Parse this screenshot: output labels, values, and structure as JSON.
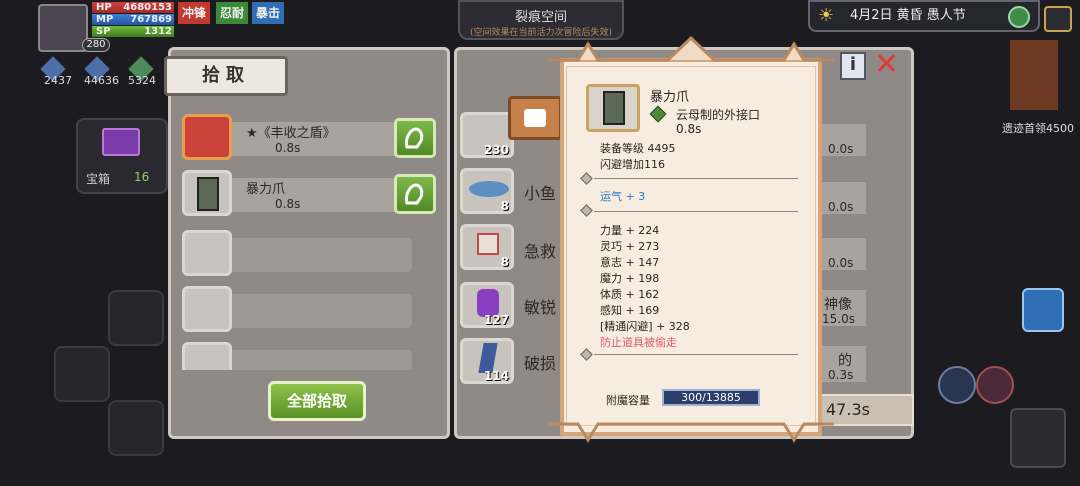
{
  "hud": {
    "hp_label": "HP",
    "hp_value": "4680153",
    "mp_label": "MP",
    "mp_value": "767869",
    "sp_label": "SP",
    "sp_value": "1312",
    "level": "280",
    "tags": [
      "冲锋",
      "忍耐",
      "暴击"
    ],
    "stats": [
      "2437",
      "44636",
      "5324"
    ],
    "chest_label": "宝箱",
    "chest_count": "16"
  },
  "event": {
    "title": "裂痕空间",
    "subtitle": "(空间效果在当前活力次冒险后失效)"
  },
  "date": {
    "text": "4月2日  黄昏  愚人节"
  },
  "right": {
    "boss_text": "遗迹首领4500"
  },
  "loot": {
    "title": "拾取",
    "items": [
      {
        "name": "★《丰收之盾》",
        "time": "0.8s"
      },
      {
        "name": "暴力爪",
        "time": "0.8s"
      }
    ],
    "pickall_label": "全部拾取"
  },
  "right_list": {
    "items": [
      {
        "count": "230",
        "name": "",
        "time": "0.0s"
      },
      {
        "count": "8",
        "name": "小鱼",
        "time": "0.0s"
      },
      {
        "count": "8",
        "name": "急救",
        "time": "0.0s"
      },
      {
        "count": "127",
        "name": "敏锐",
        "time": "15.0s",
        "extra": "神像"
      },
      {
        "count": "114",
        "name": "破损",
        "time": "0.3s",
        "extra": "的"
      }
    ],
    "bottom_time": "47.3s"
  },
  "tooltip": {
    "name": "暴力爪",
    "sub": "云母制的外接口",
    "time": "0.8s",
    "gear_level": "装备等级 4495",
    "dodge": "闪避增加116",
    "luck": "运气 + 3",
    "stats": [
      "力量 + 224",
      "灵巧 + 273",
      "意志 + 147",
      "魔力 + 198",
      "体质 + 162",
      "感知 + 169",
      "[精通闪避] + 328"
    ],
    "special": "防止道具被偷走",
    "ench_label": "附魔容量",
    "ench_value": "300/13885"
  },
  "colors": {
    "hp": "#d24040",
    "mp": "#3b7fd6",
    "sp": "#6fba3b",
    "luck": "#2d79c4",
    "special": "#e0586b",
    "green_btn": "#6fa63a"
  }
}
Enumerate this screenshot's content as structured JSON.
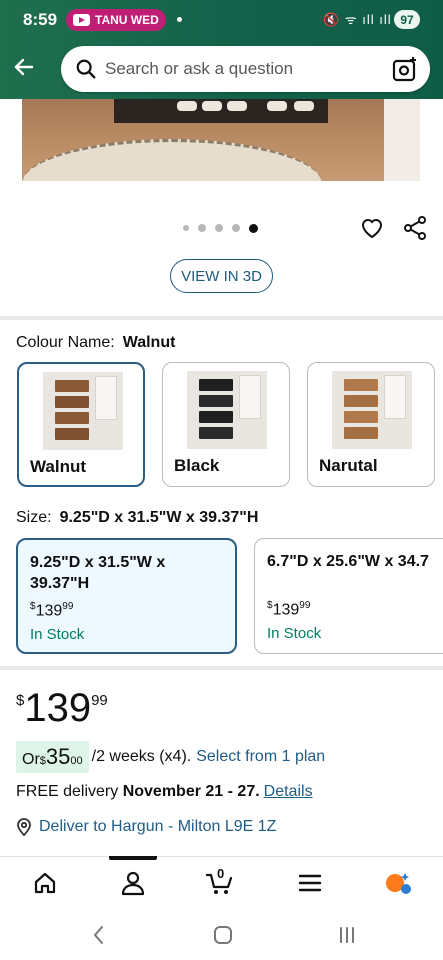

════

# YOUR OBJECTIVE
Without the pictures, write out every entry precisely as it appears.

# SOLUTION
Parse this screenshot: output labels, values, and structure as JSON.
{
  "hud": {
    "hp_label": "HP",
    "hp_value": "4680153",
    "mp_label": "MP",
    "mp_value": "767869",
    "sp_label": "SP",
    "sp_value": "1312",
    "level": "280",
    "tags": [
      "冲锋",
      "忍耐",
      "暴击"
    ],
    "stats": [
      "2437",
      "44636",
      "5324"
    ],
    "chest_label": "宝箱",
    "chest_count": "16"
  },
  "event": {
    "title": "裂痕空间",
    "subtitle": "(空间效果在当前活力次冒险后失效)"
  },
  "date": {
    "text": "4月2日  黄昏  愚人节"
  },
  "right": {
    "boss_text": "遗迹首领4500"
  },
  "loot": {
    "title": "拾取",
    "items": [
      {
        "name": "★《丰收之盾》",
        "time": "0.8s"
      },
      {
        "name": "暴力爪",
        "time": "0.8s"
      }
    ],
    "pickall_label": "全部拾取"
  },
  "right_list": {
    "items": [
      {
        "count": "230",
        "name": "",
        "time": "0.0s"
      },
      {
        "count": "8",
        "name": "小鱼",
        "time": "0.0s"
      },
      {
        "count": "8",
        "name": "急救",
        "time": "0.0s"
      },
      {
        "count": "127",
        "name": "敏锐",
        "time": "15.0s",
        "extra": "神像"
      },
      {
        "count": "114",
        "name": "破损",
        "time": "0.3s",
        "extra": "的"
      }
    ],
    "bottom_time": "47.3s"
  },
  "tooltip": {
    "name": "暴力爪",
    "sub": "云母制的外接口",
    "time": "0.8s",
    "gear_level": "装备等级 4495",
    "dodge": "闪避增加116",
    "luck": "运气 + 3",
    "stats": [
      "力量 + 224",
      "灵巧 + 273",
      "意志 + 147",
      "魔力 + 198",
      "体质 + 162",
      "感知 + 169",
      "[精通闪避] + 328"
    ],
    "special": "防止道具被偷走",
    "ench_label": "附魔容量",
    "ench_value": "300/13885"
  },
  "colors": {
    "hp": "#d24040",
    "mp": "#3b7fd6",
    "sp": "#6fba3b",
    "luck": "#2d79c4",
    "special": "#e0586b",
    "green_btn": "#6fa63a"
  }
}
Enumerate this screenshot's content as structured JSON.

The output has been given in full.